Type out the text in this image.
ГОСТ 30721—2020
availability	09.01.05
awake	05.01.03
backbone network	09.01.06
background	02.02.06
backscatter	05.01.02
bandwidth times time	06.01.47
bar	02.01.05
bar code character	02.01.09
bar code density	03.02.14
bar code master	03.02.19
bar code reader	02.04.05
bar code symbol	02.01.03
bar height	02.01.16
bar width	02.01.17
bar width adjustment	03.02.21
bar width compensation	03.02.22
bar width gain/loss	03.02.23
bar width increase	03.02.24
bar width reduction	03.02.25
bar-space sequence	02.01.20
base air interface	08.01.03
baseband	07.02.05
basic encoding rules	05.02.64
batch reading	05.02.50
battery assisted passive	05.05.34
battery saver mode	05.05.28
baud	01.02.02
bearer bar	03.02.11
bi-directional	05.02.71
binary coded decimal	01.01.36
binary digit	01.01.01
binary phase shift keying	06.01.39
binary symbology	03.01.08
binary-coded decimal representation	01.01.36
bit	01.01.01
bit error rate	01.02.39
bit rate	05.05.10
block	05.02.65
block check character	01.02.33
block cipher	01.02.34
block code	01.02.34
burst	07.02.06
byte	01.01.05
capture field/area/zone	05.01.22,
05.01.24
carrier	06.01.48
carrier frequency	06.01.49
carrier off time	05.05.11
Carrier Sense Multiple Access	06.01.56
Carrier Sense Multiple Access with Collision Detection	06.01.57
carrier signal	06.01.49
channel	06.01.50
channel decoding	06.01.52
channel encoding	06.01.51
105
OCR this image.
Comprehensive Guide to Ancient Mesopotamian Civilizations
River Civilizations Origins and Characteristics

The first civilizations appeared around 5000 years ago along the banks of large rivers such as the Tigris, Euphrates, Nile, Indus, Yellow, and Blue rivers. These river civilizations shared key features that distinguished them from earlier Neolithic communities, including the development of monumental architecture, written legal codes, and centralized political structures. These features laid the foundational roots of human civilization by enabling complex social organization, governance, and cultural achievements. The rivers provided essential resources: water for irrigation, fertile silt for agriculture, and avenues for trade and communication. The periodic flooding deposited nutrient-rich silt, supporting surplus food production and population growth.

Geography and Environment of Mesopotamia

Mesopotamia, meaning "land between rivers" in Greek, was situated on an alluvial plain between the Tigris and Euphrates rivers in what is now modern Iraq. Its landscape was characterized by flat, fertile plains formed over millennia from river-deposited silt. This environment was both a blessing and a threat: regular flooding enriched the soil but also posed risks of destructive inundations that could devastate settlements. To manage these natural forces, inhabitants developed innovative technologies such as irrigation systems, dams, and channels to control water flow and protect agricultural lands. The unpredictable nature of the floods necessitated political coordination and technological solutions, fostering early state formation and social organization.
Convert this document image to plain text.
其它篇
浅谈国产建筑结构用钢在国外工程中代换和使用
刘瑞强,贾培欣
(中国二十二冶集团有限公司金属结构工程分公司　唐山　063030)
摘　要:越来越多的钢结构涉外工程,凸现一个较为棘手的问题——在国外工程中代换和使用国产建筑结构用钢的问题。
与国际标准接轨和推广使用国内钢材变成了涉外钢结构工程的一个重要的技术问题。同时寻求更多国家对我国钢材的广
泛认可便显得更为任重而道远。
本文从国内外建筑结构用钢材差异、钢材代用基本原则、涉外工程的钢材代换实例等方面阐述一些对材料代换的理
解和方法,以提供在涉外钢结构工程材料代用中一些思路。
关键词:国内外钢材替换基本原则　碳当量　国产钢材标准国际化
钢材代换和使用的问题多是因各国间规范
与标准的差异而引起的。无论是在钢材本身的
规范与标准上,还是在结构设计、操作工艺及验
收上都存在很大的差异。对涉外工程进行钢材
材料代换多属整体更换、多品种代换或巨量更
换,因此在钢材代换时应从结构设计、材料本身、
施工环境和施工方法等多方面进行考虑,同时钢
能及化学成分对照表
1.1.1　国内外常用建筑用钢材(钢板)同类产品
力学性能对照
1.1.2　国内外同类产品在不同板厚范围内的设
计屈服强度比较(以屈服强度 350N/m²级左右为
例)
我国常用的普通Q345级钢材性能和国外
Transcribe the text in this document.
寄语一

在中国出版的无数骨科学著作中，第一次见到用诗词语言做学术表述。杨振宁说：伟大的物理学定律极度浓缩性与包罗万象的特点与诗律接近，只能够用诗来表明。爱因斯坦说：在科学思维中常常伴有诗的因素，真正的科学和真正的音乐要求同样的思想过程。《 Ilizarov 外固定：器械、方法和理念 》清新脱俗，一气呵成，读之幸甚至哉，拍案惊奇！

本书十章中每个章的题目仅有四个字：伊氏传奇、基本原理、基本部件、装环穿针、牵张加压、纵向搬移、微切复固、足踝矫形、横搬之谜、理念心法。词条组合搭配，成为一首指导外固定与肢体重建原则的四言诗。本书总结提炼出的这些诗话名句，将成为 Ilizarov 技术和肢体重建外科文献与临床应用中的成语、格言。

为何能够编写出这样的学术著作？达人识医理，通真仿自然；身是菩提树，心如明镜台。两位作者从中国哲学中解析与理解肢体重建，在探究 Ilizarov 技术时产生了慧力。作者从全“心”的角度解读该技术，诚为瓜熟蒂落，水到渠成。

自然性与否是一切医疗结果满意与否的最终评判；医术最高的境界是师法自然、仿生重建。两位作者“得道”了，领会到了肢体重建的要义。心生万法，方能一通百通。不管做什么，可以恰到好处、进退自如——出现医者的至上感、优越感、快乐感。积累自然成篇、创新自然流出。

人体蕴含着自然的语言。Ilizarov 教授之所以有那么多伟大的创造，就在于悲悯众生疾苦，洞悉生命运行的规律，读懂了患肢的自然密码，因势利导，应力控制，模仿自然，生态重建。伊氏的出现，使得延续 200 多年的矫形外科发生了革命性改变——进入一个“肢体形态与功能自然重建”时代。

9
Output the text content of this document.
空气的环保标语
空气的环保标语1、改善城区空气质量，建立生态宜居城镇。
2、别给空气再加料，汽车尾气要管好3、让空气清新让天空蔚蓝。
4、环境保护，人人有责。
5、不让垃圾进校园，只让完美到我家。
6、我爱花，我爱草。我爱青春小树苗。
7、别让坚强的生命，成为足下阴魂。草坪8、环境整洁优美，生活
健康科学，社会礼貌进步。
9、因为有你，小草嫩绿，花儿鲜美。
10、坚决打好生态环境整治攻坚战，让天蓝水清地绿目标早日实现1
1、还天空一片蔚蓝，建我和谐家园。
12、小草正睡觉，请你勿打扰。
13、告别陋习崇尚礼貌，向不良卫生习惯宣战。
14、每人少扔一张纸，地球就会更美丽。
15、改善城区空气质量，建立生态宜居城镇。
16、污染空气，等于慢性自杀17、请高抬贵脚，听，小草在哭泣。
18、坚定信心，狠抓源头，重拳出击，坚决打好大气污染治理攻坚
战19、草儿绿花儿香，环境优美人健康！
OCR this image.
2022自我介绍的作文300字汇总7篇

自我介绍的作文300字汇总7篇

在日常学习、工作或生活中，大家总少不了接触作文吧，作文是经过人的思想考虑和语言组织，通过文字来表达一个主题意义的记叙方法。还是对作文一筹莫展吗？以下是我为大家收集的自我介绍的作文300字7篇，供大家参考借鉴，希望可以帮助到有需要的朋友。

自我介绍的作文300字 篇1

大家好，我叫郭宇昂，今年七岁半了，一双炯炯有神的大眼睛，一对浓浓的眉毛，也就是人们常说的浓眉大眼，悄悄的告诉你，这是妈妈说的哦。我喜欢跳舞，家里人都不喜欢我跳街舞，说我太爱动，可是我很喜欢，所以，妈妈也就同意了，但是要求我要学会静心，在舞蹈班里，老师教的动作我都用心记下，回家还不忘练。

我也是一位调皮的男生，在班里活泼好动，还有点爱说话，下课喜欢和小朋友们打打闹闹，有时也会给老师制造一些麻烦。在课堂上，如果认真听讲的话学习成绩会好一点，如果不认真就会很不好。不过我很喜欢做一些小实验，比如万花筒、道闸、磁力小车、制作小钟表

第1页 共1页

########

» **Problem to solve**: Would you give again, word for word, every line from the one with "Output the text content of this document." through the final line of the listing above?

» **Exercise response**:
Output the text content of this document.
空气的环保标语
空气的环保标语1、改善城区空气质量，建立生态宜居城镇。
2、别给空气再加料，汽车尾气要管好3、让空气清新让天空蔚蓝。
4、环境保护，人人有责。
5、不让垃圾进校园，只让完美到我家。
6、我爱花，我爱草。我爱青春小树苗。
7、别让坚强的生命，成为足下阴魂。草坪8、环境整洁优美，生活
健康科学，社会礼貌进步。
9、因为有你，小草嫩绿，花儿鲜美。
10、坚决打好生态环境整治攻坚战，让天蓝水清地绿目标早日实现1
1、还天空一片蔚蓝，建我和谐家园。
12、小草正睡觉，请你勿打扰。
13、告别陋习崇尚礼貌，向不良卫生习惯宣战。
14、每人少扔一张纸，地球就会更美丽。
15、改善城区空气质量，建立生态宜居城镇。
16、污染空气，等于慢性自杀17、请高抬贵脚，听，小草在哭泣。
18、坚定信心，狠抓源头，重拳出击，坚决打好大气污染治理攻坚
战19、草儿绿花儿香，环境优美人健康！
OCR this image.
2022自我介绍的作文300字汇总7篇

自我介绍的作文300字汇总7篇

在日常学习、工作或生活中，大家总少不了接触作文吧，作文是经过人的思想考虑和语言组织，通过文字来表达一个主题意义的记叙方法。还是对作文一筹莫展吗？以下是我为大家收集的自我介绍的作文300字7篇，供大家参考借鉴，希望可以帮助到有需要的朋友。

自我介绍的作文300字 篇1

大家好，我叫郭宇昂，今年七岁半了，一双炯炯有神的大眼睛，一对浓浓的眉毛，也就是人们常说的浓眉大眼，悄悄的告诉你，这是妈妈说的哦。我喜欢跳舞，家里人都不喜欢我跳街舞，说我太爱动，可是我很喜欢，所以，妈妈也就同意了，但是要求我要学会静心，在舞蹈班里，老师教的动作我都用心记下，回家还不忘练。

我也是一位调皮的男生，在班里活泼好动，还有点爱说话，下课喜欢和小朋友们打打闹闹，有时也会给老师制造一些麻烦。在课堂上，如果认真听讲的话学习成绩会好一点，如果不认真就会很不好。不过我很喜欢做一些小实验，比如万花筒、道闸、磁力小车、制作小钟表

第1页 共1页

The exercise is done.